**Work instructions**.
Copy out, from the entries below, each line holding the string "Arquivos".

**Records for this task**.
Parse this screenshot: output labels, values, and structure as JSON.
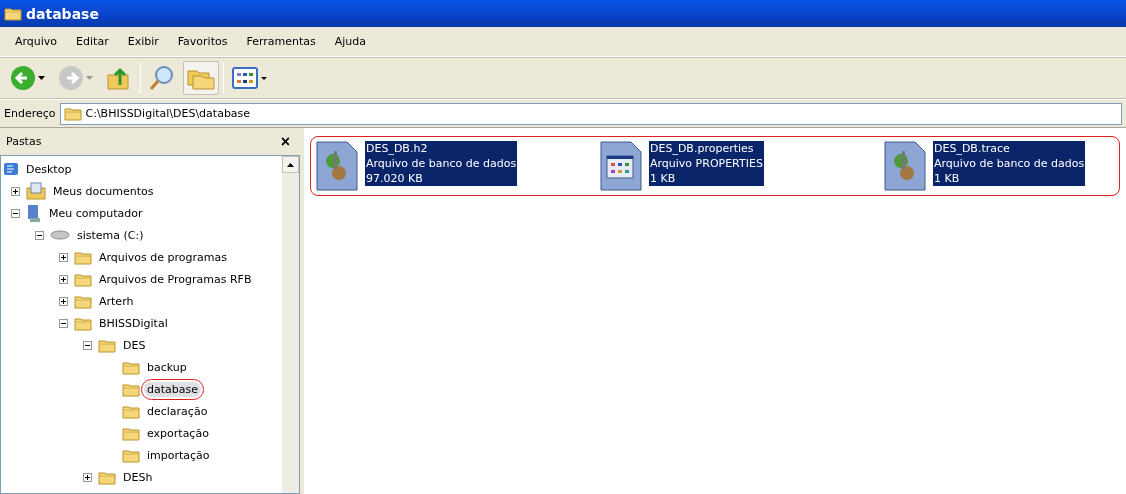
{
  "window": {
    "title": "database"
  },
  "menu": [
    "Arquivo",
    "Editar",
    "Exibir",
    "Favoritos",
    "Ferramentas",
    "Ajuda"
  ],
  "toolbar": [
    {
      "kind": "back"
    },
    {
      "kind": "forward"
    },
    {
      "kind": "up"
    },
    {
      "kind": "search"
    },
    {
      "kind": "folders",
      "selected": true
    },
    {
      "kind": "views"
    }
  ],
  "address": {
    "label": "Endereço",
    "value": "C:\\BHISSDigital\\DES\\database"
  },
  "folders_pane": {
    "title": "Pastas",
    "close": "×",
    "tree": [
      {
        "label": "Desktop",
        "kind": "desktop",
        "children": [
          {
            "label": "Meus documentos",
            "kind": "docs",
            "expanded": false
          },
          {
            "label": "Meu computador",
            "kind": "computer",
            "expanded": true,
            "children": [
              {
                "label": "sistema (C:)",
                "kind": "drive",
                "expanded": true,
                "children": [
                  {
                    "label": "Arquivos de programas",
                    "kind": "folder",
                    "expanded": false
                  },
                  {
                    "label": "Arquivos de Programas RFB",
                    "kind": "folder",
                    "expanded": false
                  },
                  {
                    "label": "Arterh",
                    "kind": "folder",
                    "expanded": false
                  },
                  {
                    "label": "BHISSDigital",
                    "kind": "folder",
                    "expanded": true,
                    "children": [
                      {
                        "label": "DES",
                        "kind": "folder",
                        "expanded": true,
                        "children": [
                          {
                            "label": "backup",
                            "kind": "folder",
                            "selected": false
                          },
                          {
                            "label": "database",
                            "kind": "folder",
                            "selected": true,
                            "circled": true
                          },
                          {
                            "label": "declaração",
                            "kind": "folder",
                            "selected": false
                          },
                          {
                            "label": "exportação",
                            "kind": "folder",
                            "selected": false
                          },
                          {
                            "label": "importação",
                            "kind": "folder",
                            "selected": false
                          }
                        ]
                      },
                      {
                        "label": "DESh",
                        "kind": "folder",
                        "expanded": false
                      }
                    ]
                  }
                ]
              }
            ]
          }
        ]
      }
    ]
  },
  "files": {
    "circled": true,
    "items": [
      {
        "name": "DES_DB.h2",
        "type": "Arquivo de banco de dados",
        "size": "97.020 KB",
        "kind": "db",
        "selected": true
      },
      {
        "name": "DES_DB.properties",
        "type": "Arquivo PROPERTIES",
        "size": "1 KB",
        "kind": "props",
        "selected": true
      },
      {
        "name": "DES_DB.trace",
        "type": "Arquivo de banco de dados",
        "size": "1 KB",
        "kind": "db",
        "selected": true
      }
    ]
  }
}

==

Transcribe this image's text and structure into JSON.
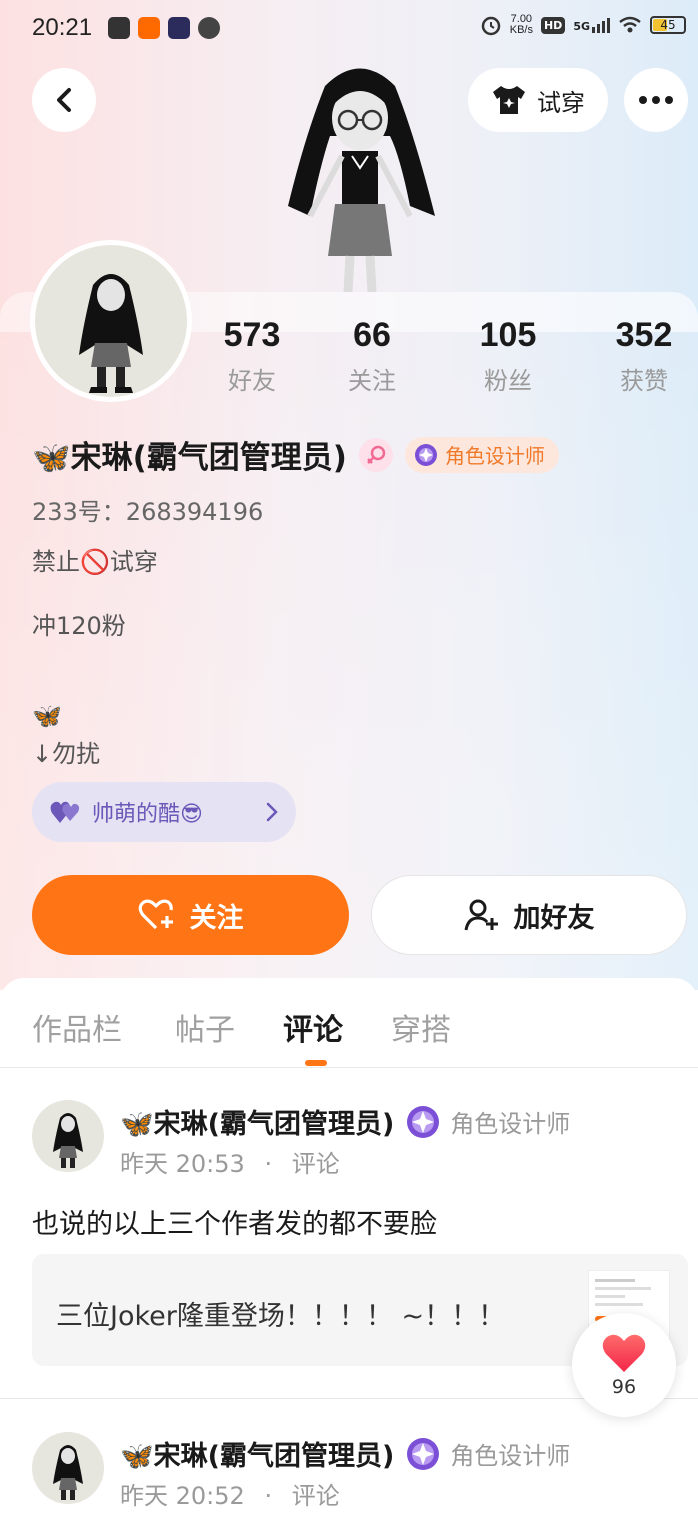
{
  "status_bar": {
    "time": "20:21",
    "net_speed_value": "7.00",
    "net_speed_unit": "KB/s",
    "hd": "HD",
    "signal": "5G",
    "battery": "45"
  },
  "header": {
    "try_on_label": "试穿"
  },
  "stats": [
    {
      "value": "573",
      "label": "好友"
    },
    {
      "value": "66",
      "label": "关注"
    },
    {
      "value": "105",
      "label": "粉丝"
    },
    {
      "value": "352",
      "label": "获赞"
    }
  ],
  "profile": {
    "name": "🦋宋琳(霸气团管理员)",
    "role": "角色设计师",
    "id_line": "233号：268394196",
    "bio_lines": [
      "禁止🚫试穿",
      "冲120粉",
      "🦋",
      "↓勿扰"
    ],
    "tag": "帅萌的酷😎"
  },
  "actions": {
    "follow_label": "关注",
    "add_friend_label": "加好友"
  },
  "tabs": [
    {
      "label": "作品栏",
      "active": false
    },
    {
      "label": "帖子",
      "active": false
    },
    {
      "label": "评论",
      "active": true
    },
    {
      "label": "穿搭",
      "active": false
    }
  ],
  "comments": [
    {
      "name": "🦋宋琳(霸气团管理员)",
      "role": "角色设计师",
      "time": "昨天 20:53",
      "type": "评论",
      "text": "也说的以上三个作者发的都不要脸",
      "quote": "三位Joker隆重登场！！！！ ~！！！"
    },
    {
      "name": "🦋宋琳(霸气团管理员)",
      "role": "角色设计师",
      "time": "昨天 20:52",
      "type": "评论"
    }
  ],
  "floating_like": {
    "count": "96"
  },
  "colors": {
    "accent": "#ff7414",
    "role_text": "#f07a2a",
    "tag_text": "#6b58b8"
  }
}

**Exercise result**.
                    "label": "Arquivos de programas",
                    "label": "Arquivos de Programas RFB",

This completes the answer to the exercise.